Material provided ::
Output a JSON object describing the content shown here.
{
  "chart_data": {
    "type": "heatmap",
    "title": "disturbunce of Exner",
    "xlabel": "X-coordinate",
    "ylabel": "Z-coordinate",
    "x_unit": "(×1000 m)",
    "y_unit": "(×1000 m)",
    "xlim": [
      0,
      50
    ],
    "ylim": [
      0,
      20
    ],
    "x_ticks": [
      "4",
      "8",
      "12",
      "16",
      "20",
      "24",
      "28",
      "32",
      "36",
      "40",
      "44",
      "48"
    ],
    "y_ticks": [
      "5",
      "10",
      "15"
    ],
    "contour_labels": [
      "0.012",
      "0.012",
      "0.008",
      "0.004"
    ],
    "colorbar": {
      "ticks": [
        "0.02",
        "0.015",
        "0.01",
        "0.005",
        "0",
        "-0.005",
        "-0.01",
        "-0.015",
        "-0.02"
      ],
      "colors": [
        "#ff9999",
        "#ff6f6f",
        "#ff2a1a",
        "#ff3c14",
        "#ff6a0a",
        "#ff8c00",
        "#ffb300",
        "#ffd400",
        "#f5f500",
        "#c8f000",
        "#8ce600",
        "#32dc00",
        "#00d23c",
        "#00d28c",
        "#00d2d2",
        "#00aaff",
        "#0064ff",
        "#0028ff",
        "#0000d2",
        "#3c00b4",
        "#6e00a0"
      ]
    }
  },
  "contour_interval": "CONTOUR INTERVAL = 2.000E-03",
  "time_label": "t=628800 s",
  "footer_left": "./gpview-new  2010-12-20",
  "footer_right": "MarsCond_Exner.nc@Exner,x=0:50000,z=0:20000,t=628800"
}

What is required :: Copy all lines from the material that hold "Exner".

Response for this exercise ::
    "title": "disturbunce of Exner",
  "footer_right": "MarsCond_Exner.nc@Exner,x=0:50000,z=0:20000,t=628800"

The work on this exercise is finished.